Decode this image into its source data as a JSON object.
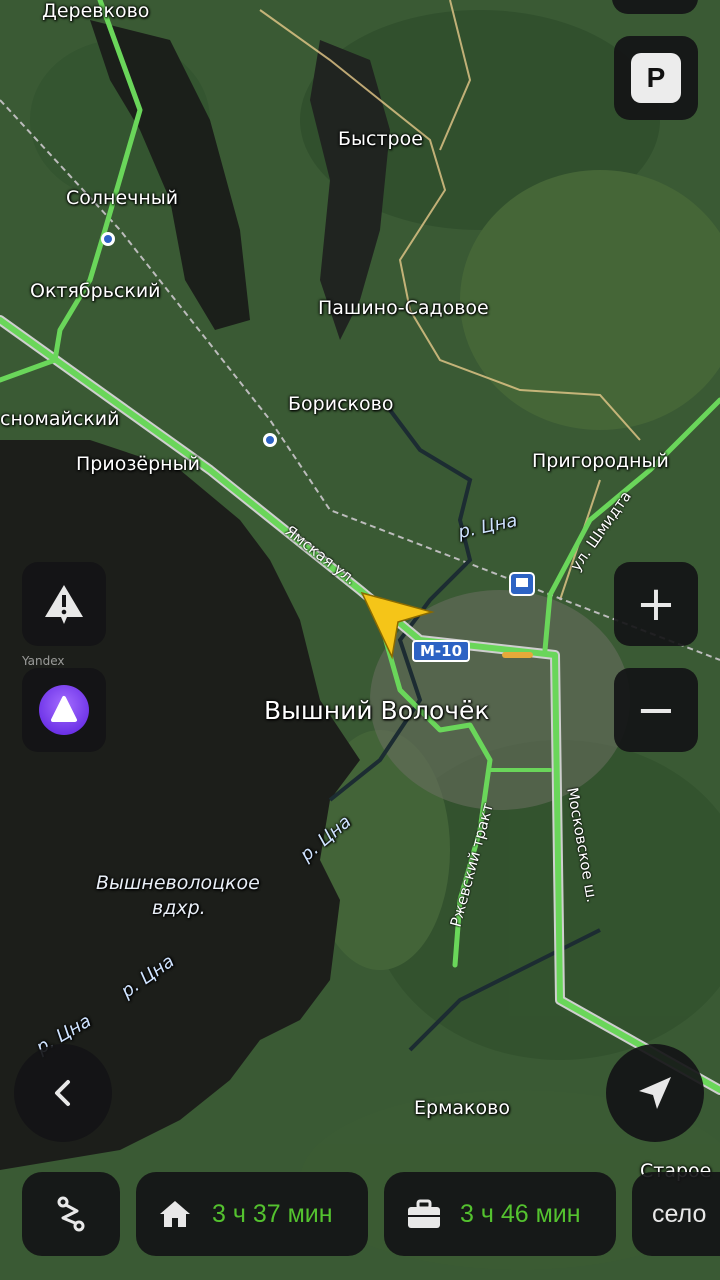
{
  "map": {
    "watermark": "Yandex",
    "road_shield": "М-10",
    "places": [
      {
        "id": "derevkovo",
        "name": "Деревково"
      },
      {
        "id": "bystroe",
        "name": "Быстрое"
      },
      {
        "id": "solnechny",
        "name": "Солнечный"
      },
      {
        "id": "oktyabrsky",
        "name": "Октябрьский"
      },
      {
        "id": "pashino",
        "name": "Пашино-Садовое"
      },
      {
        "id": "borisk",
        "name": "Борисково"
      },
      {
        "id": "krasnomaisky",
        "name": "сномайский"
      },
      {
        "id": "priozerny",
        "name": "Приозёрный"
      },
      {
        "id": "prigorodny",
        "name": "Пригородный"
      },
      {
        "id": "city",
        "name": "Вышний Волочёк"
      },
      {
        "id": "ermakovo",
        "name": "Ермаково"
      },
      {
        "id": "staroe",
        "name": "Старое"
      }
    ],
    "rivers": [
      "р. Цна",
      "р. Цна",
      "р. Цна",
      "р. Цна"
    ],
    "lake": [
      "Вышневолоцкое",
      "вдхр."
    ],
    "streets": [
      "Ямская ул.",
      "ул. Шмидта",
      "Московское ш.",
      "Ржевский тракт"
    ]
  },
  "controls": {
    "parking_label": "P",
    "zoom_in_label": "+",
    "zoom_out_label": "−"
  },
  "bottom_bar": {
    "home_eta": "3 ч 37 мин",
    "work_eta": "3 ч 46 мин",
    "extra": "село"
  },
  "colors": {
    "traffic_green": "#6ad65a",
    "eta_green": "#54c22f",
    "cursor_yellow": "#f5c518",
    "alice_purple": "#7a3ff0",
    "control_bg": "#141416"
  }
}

+---+

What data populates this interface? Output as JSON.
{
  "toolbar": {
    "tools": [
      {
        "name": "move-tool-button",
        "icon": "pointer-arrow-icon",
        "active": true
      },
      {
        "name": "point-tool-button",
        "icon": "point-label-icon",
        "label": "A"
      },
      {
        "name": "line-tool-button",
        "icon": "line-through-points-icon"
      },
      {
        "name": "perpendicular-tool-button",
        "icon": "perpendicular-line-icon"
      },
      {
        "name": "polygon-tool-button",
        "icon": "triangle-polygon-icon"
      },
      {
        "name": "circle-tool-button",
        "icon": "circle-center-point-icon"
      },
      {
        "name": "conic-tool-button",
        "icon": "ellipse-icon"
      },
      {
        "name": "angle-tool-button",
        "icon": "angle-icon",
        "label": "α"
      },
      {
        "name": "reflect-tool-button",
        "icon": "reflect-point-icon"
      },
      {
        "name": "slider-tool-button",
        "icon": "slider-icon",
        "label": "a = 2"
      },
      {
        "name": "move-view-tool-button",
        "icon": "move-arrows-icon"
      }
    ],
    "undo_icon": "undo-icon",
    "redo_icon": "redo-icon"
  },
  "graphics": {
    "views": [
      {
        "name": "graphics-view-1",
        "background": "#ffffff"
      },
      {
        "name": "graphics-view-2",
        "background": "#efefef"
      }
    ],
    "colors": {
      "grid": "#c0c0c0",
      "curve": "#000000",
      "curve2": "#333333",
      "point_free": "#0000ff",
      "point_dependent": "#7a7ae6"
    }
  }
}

+---+

# [Instructions to follow]
From the records above, copy every line that holds the word "this".

# [Result of the task]
Decode this image into its source data as a JSON object.
What data populates this interface? Output as JSON.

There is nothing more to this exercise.